* Yapılacaklar *
1. Yargıtay kararında "Davacı davalılardan" sözleriyle başlayan paragrafı, ana bilgileri koruyarak daha kısa yazın.
2. Aşağıda, Yargıtay kararından sonra gelen girdilerin bütün satırlarını hiçbir şeyi değiştirmeden yazın. Resimleri yanıta almayın.

----- Okuma metni

Abaküs Yazılım
21. Hukuk Dairesi
Esas No: 2007/18551
Karar No: 2008/10406

Yargıtay 21. Hukuk Dairesi 2007/18551 Esas 2008/10406 Karar Sayılı İlamı

21. Hukuk Dairesi         2007/18551 E.  ,  2008/10406 K.

    "İçtihat Metni"

    MAHKEMESİ            : Gercüş Asliye Hukuk Mahkemesi
    TARİHİ : 05/06/2007
    NUMARASI : 2006/158-2007/44

    Davacı  davalılardan işverene ait işyerinde  1.4.1989-1.10.2001  tarihleri arasında geçen sigortalı çalışmalarının tesbitine   karar verilmesini istemiştir.
    Mahkeme ilamında belirtildiği şekilde, isteğin  reddine  karar vermiştir.

----------
----- Görev girdisi

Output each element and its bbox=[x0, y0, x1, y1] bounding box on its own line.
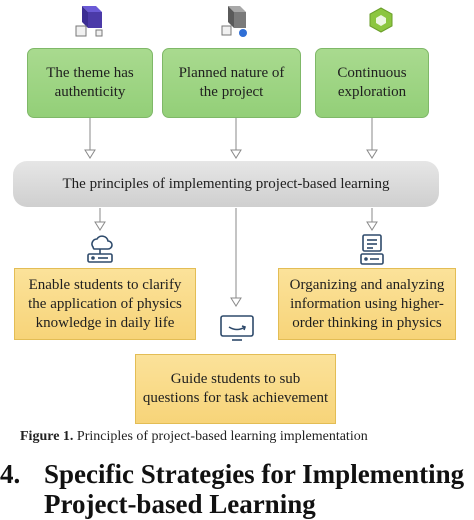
connector-layer bbox=[84, 118, 378, 307]
strategy-box-sub-questions: Guide students to sub questions for task… bbox=[135, 354, 336, 424]
figure-caption-text: Principles of project-based learning imp… bbox=[73, 429, 368, 444]
strategy-label: Enable students to clarify the applicati… bbox=[28, 276, 182, 331]
principle-label: Continuous exploration bbox=[337, 65, 407, 100]
gray-cube-icon bbox=[219, 2, 253, 38]
strategy-box-daily-life: Enable students to clarify the applicati… bbox=[14, 268, 196, 340]
principle-box-authenticity: The theme has authenticity bbox=[27, 48, 153, 118]
principles-bar: The principles of implementing project-b… bbox=[13, 161, 439, 207]
strategy-box-higher-order: Organizing and analyzing information usi… bbox=[278, 268, 456, 340]
principle-box-planned: Planned nature of the project bbox=[162, 48, 301, 118]
cloud-server-icon bbox=[84, 233, 116, 265]
section-number: 4. bbox=[0, 459, 21, 489]
section-title: Specific Strategies for Implementing bbox=[44, 459, 465, 489]
figure-number: Figure 1. bbox=[20, 429, 74, 444]
principle-box-exploration: Continuous exploration bbox=[315, 48, 429, 118]
document-server-icon bbox=[357, 233, 387, 267]
principles-bar-label: The principles of implementing project-b… bbox=[62, 175, 390, 192]
principle-label: Planned nature of the project bbox=[178, 65, 285, 100]
green-cube-icon bbox=[368, 6, 394, 34]
monitor-icon bbox=[218, 313, 256, 343]
blue-cube-icon bbox=[74, 2, 108, 38]
strategy-label: Guide students to sub questions for task… bbox=[142, 371, 329, 406]
strategy-label: Organizing and analyzing information usi… bbox=[289, 276, 445, 331]
figure-caption: Figure 1. Principles of project-based le… bbox=[20, 429, 368, 445]
principle-label: The theme has authenticity bbox=[46, 65, 134, 100]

----------

* Çözümler *
1. Davacı, davalı işverenin işyerinde 1.4.1989-1.10.2001 arasındaki sigortalı çalışmalarının tespitini istemiştir.

2.
Output each element and its bbox=[x0, y0, x1, y1] bounding box on its own line.
connector-layer bbox=[84, 118, 378, 307]
strategy-box-sub-questions: Guide students to sub questions for task… bbox=[135, 354, 336, 424]
figure-caption-text: Principles of project-based learning imp… bbox=[73, 429, 368, 444]
strategy-label: Enable students to clarify the applicati… bbox=[28, 276, 182, 331]
principle-label: Continuous exploration bbox=[337, 65, 407, 100]
gray-cube-icon bbox=[219, 2, 253, 38]
strategy-box-daily-life: Enable students to clarify the applicati… bbox=[14, 268, 196, 340]
principle-box-authenticity: The theme has authenticity bbox=[27, 48, 153, 118]
principles-bar: The principles of implementing project-b… bbox=[13, 161, 439, 207]
strategy-box-higher-order: Organizing and analyzing information usi… bbox=[278, 268, 456, 340]
principle-box-planned: Planned nature of the project bbox=[162, 48, 301, 118]
cloud-server-icon bbox=[84, 233, 116, 265]
section-number: 4. bbox=[0, 459, 21, 489]
section-title: Specific Strategies for Implementing bbox=[44, 459, 465, 489]
figure-number: Figure 1. bbox=[20, 429, 74, 444]
principle-box-exploration: Continuous exploration bbox=[315, 48, 429, 118]
document-server-icon bbox=[357, 233, 387, 267]
principles-bar-label: The principles of implementing project-b… bbox=[62, 175, 390, 192]
principle-label: Planned nature of the project bbox=[178, 65, 285, 100]
green-cube-icon bbox=[368, 6, 394, 34]
monitor-icon bbox=[218, 313, 256, 343]
blue-cube-icon bbox=[74, 2, 108, 38]
strategy-label: Guide students to sub questions for task… bbox=[142, 371, 329, 406]
strategy-label: Organizing and analyzing information usi… bbox=[289, 276, 445, 331]
figure-caption: Figure 1. Principles of project-based le… bbox=[20, 429, 368, 445]
principle-label: The theme has authenticity bbox=[46, 65, 134, 100]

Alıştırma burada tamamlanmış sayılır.